▶ _Exercise directions_:
Check each line of the listing below for the string "Feature", and copy the ones that have it.

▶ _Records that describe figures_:
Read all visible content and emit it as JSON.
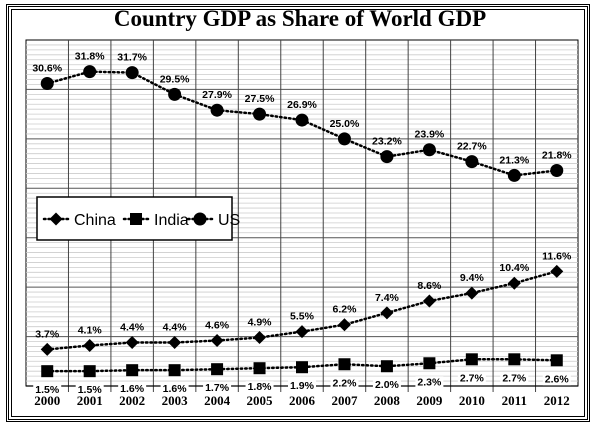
{
  "chart_data": {
    "type": "line",
    "title": "Country GDP as Share of World GDP",
    "xlabel": "",
    "ylabel": "",
    "x": [
      "2000",
      "2001",
      "2002",
      "2003",
      "2004",
      "2005",
      "2006",
      "2007",
      "2008",
      "2009",
      "2010",
      "2011",
      "2012"
    ],
    "ylim": [
      0,
      35
    ],
    "grid": true,
    "legend_position": "center-left",
    "series": [
      {
        "name": "China",
        "marker": "diamond",
        "label_position": "above",
        "values": [
          3.7,
          4.1,
          4.4,
          4.4,
          4.6,
          4.9,
          5.5,
          6.2,
          7.4,
          8.6,
          9.4,
          10.4,
          11.6
        ],
        "labels": [
          "3.7%",
          "4.1%",
          "4.4%",
          "4.4%",
          "4.6%",
          "4.9%",
          "5.5%",
          "6.2%",
          "7.4%",
          "8.6%",
          "9.4%",
          "10.4%",
          "11.6%"
        ]
      },
      {
        "name": "India",
        "marker": "square",
        "label_position": "below",
        "values": [
          1.5,
          1.5,
          1.6,
          1.6,
          1.7,
          1.8,
          1.9,
          2.2,
          2.0,
          2.3,
          2.7,
          2.7,
          2.6
        ],
        "labels": [
          "1.5%",
          "1.5%",
          "1.6%",
          "1.6%",
          "1.7%",
          "1.8%",
          "1.9%",
          "2.2%",
          "2.0%",
          "2.3%",
          "2.7%",
          "2.7%",
          "2.6%"
        ]
      },
      {
        "name": "US",
        "marker": "circle",
        "label_position": "above",
        "values": [
          30.6,
          31.8,
          31.7,
          29.5,
          27.9,
          27.5,
          26.9,
          25.0,
          23.2,
          23.9,
          22.7,
          21.3,
          21.8
        ],
        "labels": [
          "30.6%",
          "31.8%",
          "31.7%",
          "29.5%",
          "27.9%",
          "27.5%",
          "26.9%",
          "25.0%",
          "23.2%",
          "23.9%",
          "22.7%",
          "21.3%",
          "21.8%"
        ]
      }
    ]
  }
}
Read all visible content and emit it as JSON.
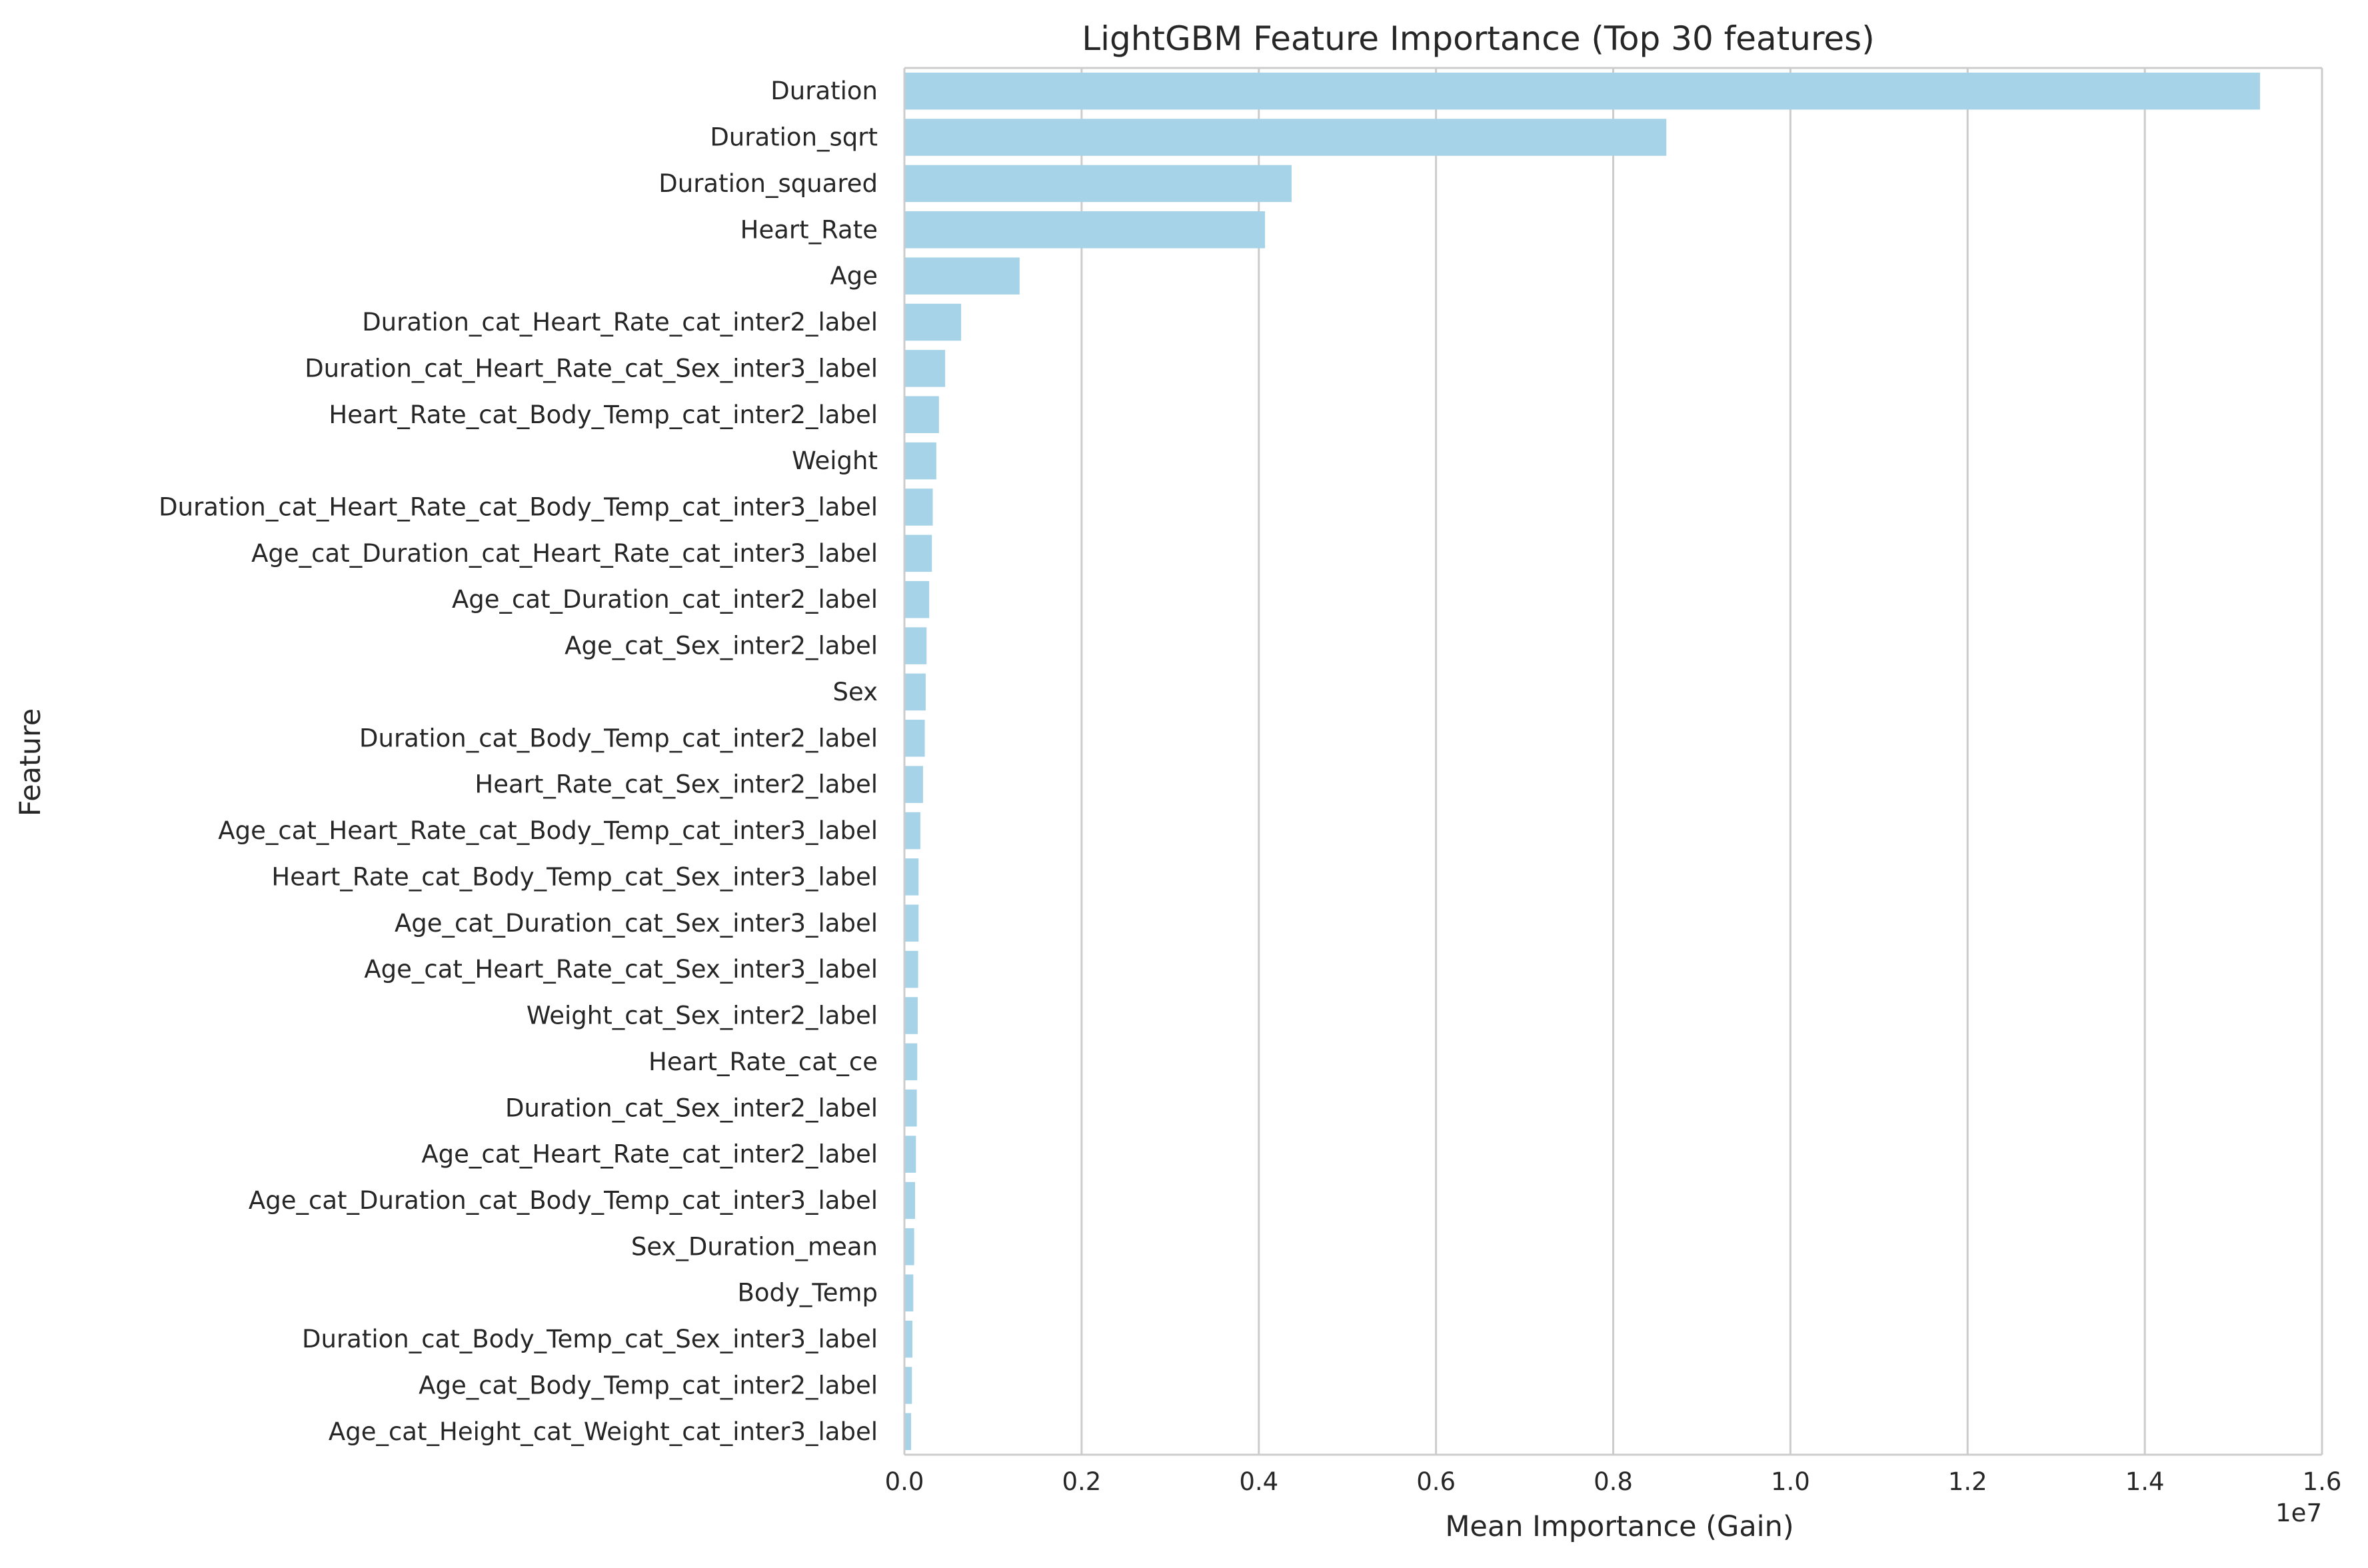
{
  "chart_data": {
    "type": "bar",
    "orientation": "horizontal",
    "title": "LightGBM Feature Importance (Top 30 features)",
    "xlabel": "Mean Importance (Gain)",
    "ylabel": "Feature",
    "x_offset_label": "1e7",
    "xlim": [
      0,
      16000000
    ],
    "x_ticks": [
      0,
      2000000,
      4000000,
      6000000,
      8000000,
      10000000,
      12000000,
      14000000,
      16000000
    ],
    "x_tick_labels": [
      "0.0",
      "0.2",
      "0.4",
      "0.6",
      "0.8",
      "1.0",
      "1.2",
      "1.4",
      "1.6"
    ],
    "grid": true,
    "bar_color": "#a6d3e8",
    "categories": [
      "Duration",
      "Duration_sqrt",
      "Duration_squared",
      "Heart_Rate",
      "Age",
      "Duration_cat_Heart_Rate_cat_inter2_label",
      "Duration_cat_Heart_Rate_cat_Sex_inter3_label",
      "Heart_Rate_cat_Body_Temp_cat_inter2_label",
      "Weight",
      "Duration_cat_Heart_Rate_cat_Body_Temp_cat_inter3_label",
      "Age_cat_Duration_cat_Heart_Rate_cat_inter3_label",
      "Age_cat_Duration_cat_inter2_label",
      "Age_cat_Sex_inter2_label",
      "Sex",
      "Duration_cat_Body_Temp_cat_inter2_label",
      "Heart_Rate_cat_Sex_inter2_label",
      "Age_cat_Heart_Rate_cat_Body_Temp_cat_inter3_label",
      "Heart_Rate_cat_Body_Temp_cat_Sex_inter3_label",
      "Age_cat_Duration_cat_Sex_inter3_label",
      "Age_cat_Heart_Rate_cat_Sex_inter3_label",
      "Weight_cat_Sex_inter2_label",
      "Heart_Rate_cat_ce",
      "Duration_cat_Sex_inter2_label",
      "Age_cat_Heart_Rate_cat_inter2_label",
      "Age_cat_Duration_cat_Body_Temp_cat_inter3_label",
      "Sex_Duration_mean",
      "Body_Temp",
      "Duration_cat_Body_Temp_cat_Sex_inter3_label",
      "Age_cat_Body_Temp_cat_inter2_label",
      "Age_cat_Height_cat_Weight_cat_inter3_label"
    ],
    "values": [
      15300000,
      8600000,
      4370000,
      4070000,
      1300000,
      640000,
      460000,
      390000,
      360000,
      320000,
      310000,
      280000,
      250000,
      240000,
      230000,
      210000,
      180000,
      160000,
      160000,
      155000,
      150000,
      145000,
      140000,
      130000,
      120000,
      110000,
      100000,
      90000,
      85000,
      75000
    ]
  }
}
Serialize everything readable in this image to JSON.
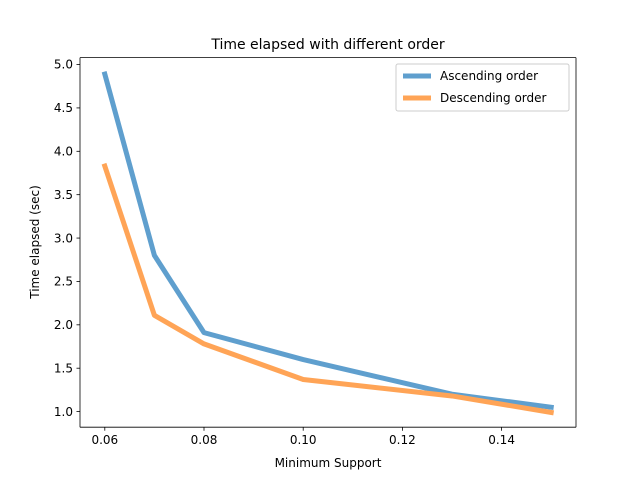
{
  "chart_data": {
    "type": "line",
    "title": "Time elapsed with different order",
    "xlabel": "Minimum Support",
    "ylabel": "Time elapsed (sec)",
    "xlim": [
      0.055,
      0.155
    ],
    "ylim": [
      0.82,
      5.08
    ],
    "x_ticks": [
      0.06,
      0.08,
      0.1,
      0.12,
      0.14
    ],
    "x_tick_labels": [
      "0.06",
      "0.08",
      "0.10",
      "0.12",
      "0.14"
    ],
    "y_ticks": [
      1.0,
      1.5,
      2.0,
      2.5,
      3.0,
      3.5,
      4.0,
      4.5,
      5.0
    ],
    "y_tick_labels": [
      "1.0",
      "1.5",
      "2.0",
      "2.5",
      "3.0",
      "3.5",
      "4.0",
      "4.5",
      "5.0"
    ],
    "grid": false,
    "legend_position": "top-right",
    "x": [
      0.06,
      0.07,
      0.08,
      0.1,
      0.13,
      0.15
    ],
    "series": [
      {
        "name": "Ascending order",
        "color": "#5f9fce",
        "values": [
          4.89,
          2.8,
          1.91,
          1.6,
          1.2,
          1.05
        ]
      },
      {
        "name": "Descending order",
        "color": "#ffa456",
        "values": [
          3.83,
          2.11,
          1.78,
          1.37,
          1.18,
          0.99
        ]
      }
    ]
  }
}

▶ _Output for this exercise_:
    "title": "LightGBM Feature Importance (Top 30 features)",
    "ylabel": "Feature",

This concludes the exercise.